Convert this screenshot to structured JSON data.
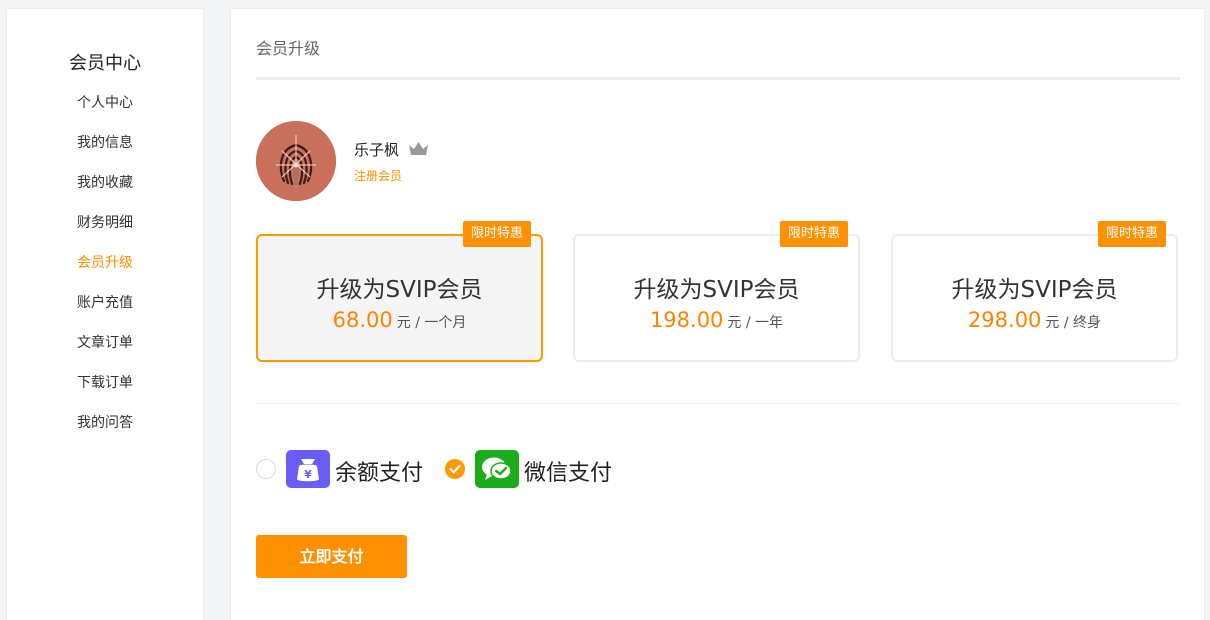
{
  "sidebar": {
    "title": "会员中心",
    "items": [
      {
        "label": "个人中心",
        "active": false
      },
      {
        "label": "我的信息",
        "active": false
      },
      {
        "label": "我的收藏",
        "active": false
      },
      {
        "label": "财务明细",
        "active": false
      },
      {
        "label": "会员升级",
        "active": true
      },
      {
        "label": "账户充值",
        "active": false
      },
      {
        "label": "文章订单",
        "active": false
      },
      {
        "label": "下载订单",
        "active": false
      },
      {
        "label": "我的问答",
        "active": false
      }
    ]
  },
  "main": {
    "header": "会员升级",
    "user": {
      "name": "乐子枫",
      "level": "注册会员",
      "crown_icon": "crown-icon"
    },
    "plans": [
      {
        "badge": "限时特惠",
        "title": "升级为SVIP会员",
        "price": "68.00",
        "unit": "元 / 一个月",
        "selected": true
      },
      {
        "badge": "限时特惠",
        "title": "升级为SVIP会员",
        "price": "198.00",
        "unit": "元 / 一年",
        "selected": false
      },
      {
        "badge": "限时特惠",
        "title": "升级为SVIP会员",
        "price": "298.00",
        "unit": "元 / 终身",
        "selected": false
      }
    ],
    "payment_methods": [
      {
        "label": "余额支付",
        "icon": "wallet-icon",
        "selected": false
      },
      {
        "label": "微信支付",
        "icon": "wechat-icon",
        "selected": true
      }
    ],
    "pay_button": "立即支付"
  },
  "colors": {
    "accent": "#ff9000",
    "price": "#ff8200",
    "wallet_icon_bg": "#6a5cf6",
    "wechat_icon_bg": "#1aad19"
  }
}
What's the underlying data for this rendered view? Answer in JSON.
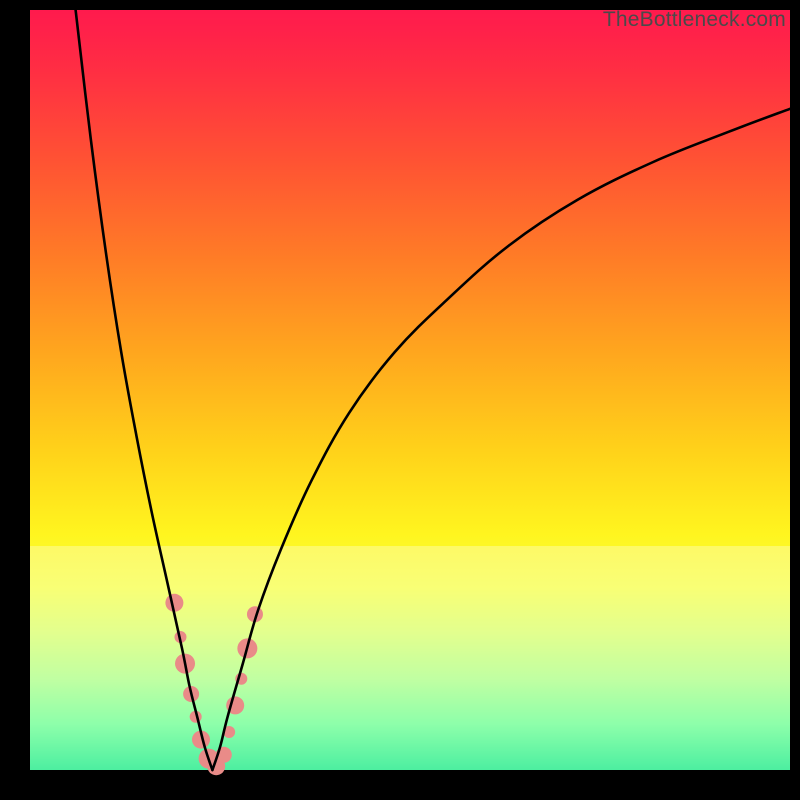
{
  "watermark": "TheBottleneck.com",
  "chart_data": {
    "type": "line",
    "title": "",
    "xlabel": "",
    "ylabel": "",
    "xlim": [
      0,
      100
    ],
    "ylim": [
      0,
      100
    ],
    "grid": false,
    "legend": false,
    "notes": "Bottleneck-style V-curve. Background is a vertical red→green gradient (red = high bottleneck, green = low). Two black curves descend to a sharp minimum near x≈24, y≈0 and rise again. Salmon markers cluster around the trough. Cream/white translucent band behind the lower portion of the curves.",
    "gradient_stops": [
      {
        "pos": 0,
        "color": "#ff1a4d"
      },
      {
        "pos": 20,
        "color": "#ff5333"
      },
      {
        "pos": 45,
        "color": "#ffa61e"
      },
      {
        "pos": 69,
        "color": "#fff51f"
      },
      {
        "pos": 88,
        "color": "#a6ff7a"
      },
      {
        "pos": 100,
        "color": "#00e878"
      }
    ],
    "pale_band": {
      "y_from": 71,
      "y_to": 100
    },
    "series": [
      {
        "name": "left-branch",
        "x": [
          6,
          8,
          10,
          12,
          14,
          16,
          18,
          20,
          21,
          22,
          23,
          24
        ],
        "y": [
          100,
          83,
          68,
          55,
          44,
          34,
          25,
          16,
          11,
          7,
          3,
          0
        ]
      },
      {
        "name": "right-branch",
        "x": [
          24,
          25,
          26,
          28,
          30,
          33,
          37,
          42,
          48,
          55,
          63,
          72,
          82,
          92,
          100
        ],
        "y": [
          0,
          3,
          7,
          14,
          21,
          29,
          38,
          47,
          55,
          62,
          69,
          75,
          80,
          84,
          87
        ]
      }
    ],
    "markers": {
      "color": "#e98b88",
      "radius_major": 10,
      "radius_minor": 6,
      "points": [
        {
          "x": 19.0,
          "y": 22.0,
          "r": 9
        },
        {
          "x": 19.8,
          "y": 17.5,
          "r": 6
        },
        {
          "x": 20.4,
          "y": 14.0,
          "r": 10
        },
        {
          "x": 21.2,
          "y": 10.0,
          "r": 8
        },
        {
          "x": 21.8,
          "y": 7.0,
          "r": 6
        },
        {
          "x": 22.5,
          "y": 4.0,
          "r": 9
        },
        {
          "x": 23.5,
          "y": 1.5,
          "r": 10
        },
        {
          "x": 24.5,
          "y": 0.5,
          "r": 9
        },
        {
          "x": 25.5,
          "y": 2.0,
          "r": 8
        },
        {
          "x": 26.2,
          "y": 5.0,
          "r": 6
        },
        {
          "x": 27.0,
          "y": 8.5,
          "r": 9
        },
        {
          "x": 27.8,
          "y": 12.0,
          "r": 6
        },
        {
          "x": 28.6,
          "y": 16.0,
          "r": 10
        },
        {
          "x": 29.6,
          "y": 20.5,
          "r": 8
        }
      ]
    }
  }
}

• • • • • • •

▶ **PROBLEM REQUIREMENTS**: Make a word-for-word copy of the entries, without any pictures.

▶ **EXERCISE RESULT**:
Convert this screenshot to structured JSON data.
{
  "sidebar": {
    "title": "会员中心",
    "items": [
      {
        "label": "个人中心",
        "active": false
      },
      {
        "label": "我的信息",
        "active": false
      },
      {
        "label": "我的收藏",
        "active": false
      },
      {
        "label": "财务明细",
        "active": false
      },
      {
        "label": "会员升级",
        "active": true
      },
      {
        "label": "账户充值",
        "active": false
      },
      {
        "label": "文章订单",
        "active": false
      },
      {
        "label": "下载订单",
        "active": false
      },
      {
        "label": "我的问答",
        "active": false
      }
    ]
  },
  "main": {
    "header": "会员升级",
    "user": {
      "name": "乐子枫",
      "level": "注册会员",
      "crown_icon": "crown-icon"
    },
    "plans": [
      {
        "badge": "限时特惠",
        "title": "升级为SVIP会员",
        "price": "68.00",
        "unit": "元 / 一个月",
        "selected": true
      },
      {
        "badge": "限时特惠",
        "title": "升级为SVIP会员",
        "price": "198.00",
        "unit": "元 / 一年",
        "selected": false
      },
      {
        "badge": "限时特惠",
        "title": "升级为SVIP会员",
        "price": "298.00",
        "unit": "元 / 终身",
        "selected": false
      }
    ],
    "payment_methods": [
      {
        "label": "余额支付",
        "icon": "wallet-icon",
        "selected": false
      },
      {
        "label": "微信支付",
        "icon": "wechat-icon",
        "selected": true
      }
    ],
    "pay_button": "立即支付"
  },
  "colors": {
    "accent": "#ff9000",
    "price": "#ff8200",
    "wallet_icon_bg": "#6a5cf6",
    "wechat_icon_bg": "#1aad19"
  }
}
What's the underlying data for this rendered view? Answer in JSON.
{
  "watermark": "TheBottleneck.com",
  "chart_data": {
    "type": "line",
    "title": "",
    "xlabel": "",
    "ylabel": "",
    "xlim": [
      0,
      100
    ],
    "ylim": [
      0,
      100
    ],
    "grid": false,
    "legend": false,
    "notes": "Bottleneck-style V-curve. Background is a vertical red→green gradient (red = high bottleneck, green = low). Two black curves descend to a sharp minimum near x≈24, y≈0 and rise again. Salmon markers cluster around the trough. Cream/white translucent band behind the lower portion of the curves.",
    "gradient_stops": [
      {
        "pos": 0,
        "color": "#ff1a4d"
      },
      {
        "pos": 20,
        "color": "#ff5333"
      },
      {
        "pos": 45,
        "color": "#ffa61e"
      },
      {
        "pos": 69,
        "color": "#fff51f"
      },
      {
        "pos": 88,
        "color": "#a6ff7a"
      },
      {
        "pos": 100,
        "color": "#00e878"
      }
    ],
    "pale_band": {
      "y_from": 71,
      "y_to": 100
    },
    "series": [
      {
        "name": "left-branch",
        "x": [
          6,
          8,
          10,
          12,
          14,
          16,
          18,
          20,
          21,
          22,
          23,
          24
        ],
        "y": [
          100,
          83,
          68,
          55,
          44,
          34,
          25,
          16,
          11,
          7,
          3,
          0
        ]
      },
      {
        "name": "right-branch",
        "x": [
          24,
          25,
          26,
          28,
          30,
          33,
          37,
          42,
          48,
          55,
          63,
          72,
          82,
          92,
          100
        ],
        "y": [
          0,
          3,
          7,
          14,
          21,
          29,
          38,
          47,
          55,
          62,
          69,
          75,
          80,
          84,
          87
        ]
      }
    ],
    "markers": {
      "color": "#e98b88",
      "radius_major": 10,
      "radius_minor": 6,
      "points": [
        {
          "x": 19.0,
          "y": 22.0,
          "r": 9
        },
        {
          "x": 19.8,
          "y": 17.5,
          "r": 6
        },
        {
          "x": 20.4,
          "y": 14.0,
          "r": 10
        },
        {
          "x": 21.2,
          "y": 10.0,
          "r": 8
        },
        {
          "x": 21.8,
          "y": 7.0,
          "r": 6
        },
        {
          "x": 22.5,
          "y": 4.0,
          "r": 9
        },
        {
          "x": 23.5,
          "y": 1.5,
          "r": 10
        },
        {
          "x": 24.5,
          "y": 0.5,
          "r": 9
        },
        {
          "x": 25.5,
          "y": 2.0,
          "r": 8
        },
        {
          "x": 26.2,
          "y": 5.0,
          "r": 6
        },
        {
          "x": 27.0,
          "y": 8.5,
          "r": 9
        },
        {
          "x": 27.8,
          "y": 12.0,
          "r": 6
        },
        {
          "x": 28.6,
          "y": 16.0,
          "r": 10
        },
        {
          "x": 29.6,
          "y": 20.5,
          "r": 8
        }
      ]
    }
  }
}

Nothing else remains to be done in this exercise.